→ **The task**:
Scan the data below. Pull out each line where "often" occurs.
* BEGIN Data rows *
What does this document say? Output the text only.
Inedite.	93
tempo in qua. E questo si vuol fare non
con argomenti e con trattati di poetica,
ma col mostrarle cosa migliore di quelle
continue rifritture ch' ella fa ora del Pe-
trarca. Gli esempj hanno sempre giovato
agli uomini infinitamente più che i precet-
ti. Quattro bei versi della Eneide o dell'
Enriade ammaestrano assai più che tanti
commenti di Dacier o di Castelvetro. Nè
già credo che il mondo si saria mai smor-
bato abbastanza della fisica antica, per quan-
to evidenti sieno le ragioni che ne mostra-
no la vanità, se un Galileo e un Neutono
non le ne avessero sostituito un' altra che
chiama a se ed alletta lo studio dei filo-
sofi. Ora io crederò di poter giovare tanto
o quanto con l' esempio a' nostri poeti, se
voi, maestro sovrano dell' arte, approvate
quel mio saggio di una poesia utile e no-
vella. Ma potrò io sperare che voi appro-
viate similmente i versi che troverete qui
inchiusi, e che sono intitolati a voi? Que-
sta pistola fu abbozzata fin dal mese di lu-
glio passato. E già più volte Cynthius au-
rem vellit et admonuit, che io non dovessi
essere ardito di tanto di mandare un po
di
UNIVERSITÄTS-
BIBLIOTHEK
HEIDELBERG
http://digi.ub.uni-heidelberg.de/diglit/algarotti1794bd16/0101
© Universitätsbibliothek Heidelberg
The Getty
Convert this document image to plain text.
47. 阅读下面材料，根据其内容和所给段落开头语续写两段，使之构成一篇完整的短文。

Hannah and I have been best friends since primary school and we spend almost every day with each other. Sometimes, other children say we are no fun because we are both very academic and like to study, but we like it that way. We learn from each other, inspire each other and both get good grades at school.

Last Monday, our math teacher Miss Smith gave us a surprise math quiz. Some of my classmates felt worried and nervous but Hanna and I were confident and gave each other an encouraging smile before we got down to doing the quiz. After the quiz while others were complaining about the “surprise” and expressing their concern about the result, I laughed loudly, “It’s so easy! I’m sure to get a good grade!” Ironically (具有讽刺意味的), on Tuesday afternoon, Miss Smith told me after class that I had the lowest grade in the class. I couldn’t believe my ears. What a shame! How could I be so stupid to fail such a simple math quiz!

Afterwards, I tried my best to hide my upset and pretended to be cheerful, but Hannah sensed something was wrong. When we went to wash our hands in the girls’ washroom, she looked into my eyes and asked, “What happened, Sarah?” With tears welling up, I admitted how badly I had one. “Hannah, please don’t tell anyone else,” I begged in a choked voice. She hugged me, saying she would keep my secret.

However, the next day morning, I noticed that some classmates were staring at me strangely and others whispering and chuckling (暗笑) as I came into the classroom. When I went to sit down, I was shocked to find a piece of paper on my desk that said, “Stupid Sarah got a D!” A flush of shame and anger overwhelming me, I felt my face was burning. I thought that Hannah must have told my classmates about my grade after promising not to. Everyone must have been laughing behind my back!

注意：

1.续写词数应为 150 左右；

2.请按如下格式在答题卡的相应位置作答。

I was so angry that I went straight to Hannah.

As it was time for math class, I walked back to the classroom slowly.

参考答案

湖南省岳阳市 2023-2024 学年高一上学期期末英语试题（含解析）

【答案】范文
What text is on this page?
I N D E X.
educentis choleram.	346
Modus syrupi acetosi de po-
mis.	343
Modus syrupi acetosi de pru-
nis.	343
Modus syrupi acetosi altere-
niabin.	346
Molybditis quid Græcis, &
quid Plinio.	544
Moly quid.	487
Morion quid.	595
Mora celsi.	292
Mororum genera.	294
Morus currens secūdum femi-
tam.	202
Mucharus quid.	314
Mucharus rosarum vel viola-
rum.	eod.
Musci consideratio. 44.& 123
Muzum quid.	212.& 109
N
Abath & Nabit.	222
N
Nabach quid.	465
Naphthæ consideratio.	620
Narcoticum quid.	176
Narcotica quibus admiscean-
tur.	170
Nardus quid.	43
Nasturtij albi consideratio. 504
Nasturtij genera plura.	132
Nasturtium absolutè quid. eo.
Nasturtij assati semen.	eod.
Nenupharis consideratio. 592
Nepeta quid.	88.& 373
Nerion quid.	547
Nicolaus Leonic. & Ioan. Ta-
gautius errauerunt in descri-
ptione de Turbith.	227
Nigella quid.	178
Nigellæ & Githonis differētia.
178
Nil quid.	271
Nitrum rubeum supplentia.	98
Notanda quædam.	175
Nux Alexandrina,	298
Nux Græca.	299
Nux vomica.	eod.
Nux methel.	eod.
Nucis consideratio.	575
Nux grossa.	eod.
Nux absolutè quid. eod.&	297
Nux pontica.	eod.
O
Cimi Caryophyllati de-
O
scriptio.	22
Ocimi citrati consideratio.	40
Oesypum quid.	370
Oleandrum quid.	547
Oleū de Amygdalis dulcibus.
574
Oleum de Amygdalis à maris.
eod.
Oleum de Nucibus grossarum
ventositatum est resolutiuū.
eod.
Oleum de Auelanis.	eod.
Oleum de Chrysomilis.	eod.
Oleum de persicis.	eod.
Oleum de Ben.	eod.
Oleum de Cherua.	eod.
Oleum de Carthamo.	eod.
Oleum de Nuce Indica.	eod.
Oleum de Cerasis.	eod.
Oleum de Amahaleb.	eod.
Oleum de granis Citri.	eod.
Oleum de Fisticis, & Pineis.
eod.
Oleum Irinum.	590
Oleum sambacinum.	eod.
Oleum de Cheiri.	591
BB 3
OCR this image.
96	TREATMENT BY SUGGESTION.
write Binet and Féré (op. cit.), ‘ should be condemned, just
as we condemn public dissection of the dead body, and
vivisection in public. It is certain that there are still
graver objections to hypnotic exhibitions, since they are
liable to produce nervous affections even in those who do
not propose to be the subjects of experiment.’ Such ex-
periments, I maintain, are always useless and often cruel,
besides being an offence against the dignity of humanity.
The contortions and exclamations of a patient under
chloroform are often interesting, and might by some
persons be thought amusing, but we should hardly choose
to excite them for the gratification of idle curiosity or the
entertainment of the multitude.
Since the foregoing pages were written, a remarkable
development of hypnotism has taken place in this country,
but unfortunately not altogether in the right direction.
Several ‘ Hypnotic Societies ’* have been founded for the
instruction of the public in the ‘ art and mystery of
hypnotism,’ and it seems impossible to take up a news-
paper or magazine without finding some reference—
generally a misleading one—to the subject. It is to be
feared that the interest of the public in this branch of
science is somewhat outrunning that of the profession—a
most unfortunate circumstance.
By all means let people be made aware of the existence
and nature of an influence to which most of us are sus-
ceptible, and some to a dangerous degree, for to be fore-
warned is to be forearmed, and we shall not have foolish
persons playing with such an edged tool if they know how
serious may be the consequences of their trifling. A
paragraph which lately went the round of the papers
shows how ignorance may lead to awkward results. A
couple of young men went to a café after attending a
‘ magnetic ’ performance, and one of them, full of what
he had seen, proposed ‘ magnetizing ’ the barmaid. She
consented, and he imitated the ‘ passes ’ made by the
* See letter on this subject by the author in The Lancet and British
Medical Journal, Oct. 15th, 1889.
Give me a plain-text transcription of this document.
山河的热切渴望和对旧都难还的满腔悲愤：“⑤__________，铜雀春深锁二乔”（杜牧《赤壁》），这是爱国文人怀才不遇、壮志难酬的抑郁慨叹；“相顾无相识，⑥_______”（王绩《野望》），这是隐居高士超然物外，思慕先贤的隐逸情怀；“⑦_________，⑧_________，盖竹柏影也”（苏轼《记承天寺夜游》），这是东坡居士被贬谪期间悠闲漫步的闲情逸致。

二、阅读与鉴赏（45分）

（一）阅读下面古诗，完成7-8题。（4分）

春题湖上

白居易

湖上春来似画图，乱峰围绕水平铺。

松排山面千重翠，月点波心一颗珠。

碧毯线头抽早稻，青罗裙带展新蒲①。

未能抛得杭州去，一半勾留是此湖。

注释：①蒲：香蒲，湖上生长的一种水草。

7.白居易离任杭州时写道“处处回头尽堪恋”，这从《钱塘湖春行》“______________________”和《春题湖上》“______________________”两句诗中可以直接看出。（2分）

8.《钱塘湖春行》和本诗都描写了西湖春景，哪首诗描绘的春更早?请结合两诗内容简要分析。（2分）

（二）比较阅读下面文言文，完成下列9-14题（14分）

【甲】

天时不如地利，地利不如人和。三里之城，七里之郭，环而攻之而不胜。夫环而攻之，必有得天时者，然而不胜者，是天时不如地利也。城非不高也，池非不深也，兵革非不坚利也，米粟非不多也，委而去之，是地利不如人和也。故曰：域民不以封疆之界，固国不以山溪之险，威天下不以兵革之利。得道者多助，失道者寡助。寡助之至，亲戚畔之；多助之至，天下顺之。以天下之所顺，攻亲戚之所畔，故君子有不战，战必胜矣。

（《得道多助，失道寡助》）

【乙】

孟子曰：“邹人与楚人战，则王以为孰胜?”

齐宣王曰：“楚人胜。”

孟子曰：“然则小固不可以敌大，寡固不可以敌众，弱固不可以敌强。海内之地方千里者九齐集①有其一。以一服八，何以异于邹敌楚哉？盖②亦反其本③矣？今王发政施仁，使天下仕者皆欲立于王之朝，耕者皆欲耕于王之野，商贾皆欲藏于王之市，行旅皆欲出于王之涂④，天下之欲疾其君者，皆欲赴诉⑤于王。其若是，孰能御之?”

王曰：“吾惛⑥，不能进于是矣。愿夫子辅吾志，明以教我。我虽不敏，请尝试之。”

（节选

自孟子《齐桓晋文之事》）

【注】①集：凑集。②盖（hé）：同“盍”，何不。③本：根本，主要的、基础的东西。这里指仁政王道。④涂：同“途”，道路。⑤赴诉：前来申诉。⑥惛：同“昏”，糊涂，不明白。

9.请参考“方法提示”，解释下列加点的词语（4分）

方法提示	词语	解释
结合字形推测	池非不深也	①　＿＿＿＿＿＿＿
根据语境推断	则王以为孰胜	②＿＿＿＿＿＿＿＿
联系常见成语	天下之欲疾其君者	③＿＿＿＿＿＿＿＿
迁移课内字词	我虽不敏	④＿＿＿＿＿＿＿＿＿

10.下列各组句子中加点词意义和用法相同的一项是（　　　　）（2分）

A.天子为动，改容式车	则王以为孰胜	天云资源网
* END Data rows *
→ **Answer for this exercise**:
periments, I maintain, are always useless and often cruel,
chloroform are often interesting, and might by some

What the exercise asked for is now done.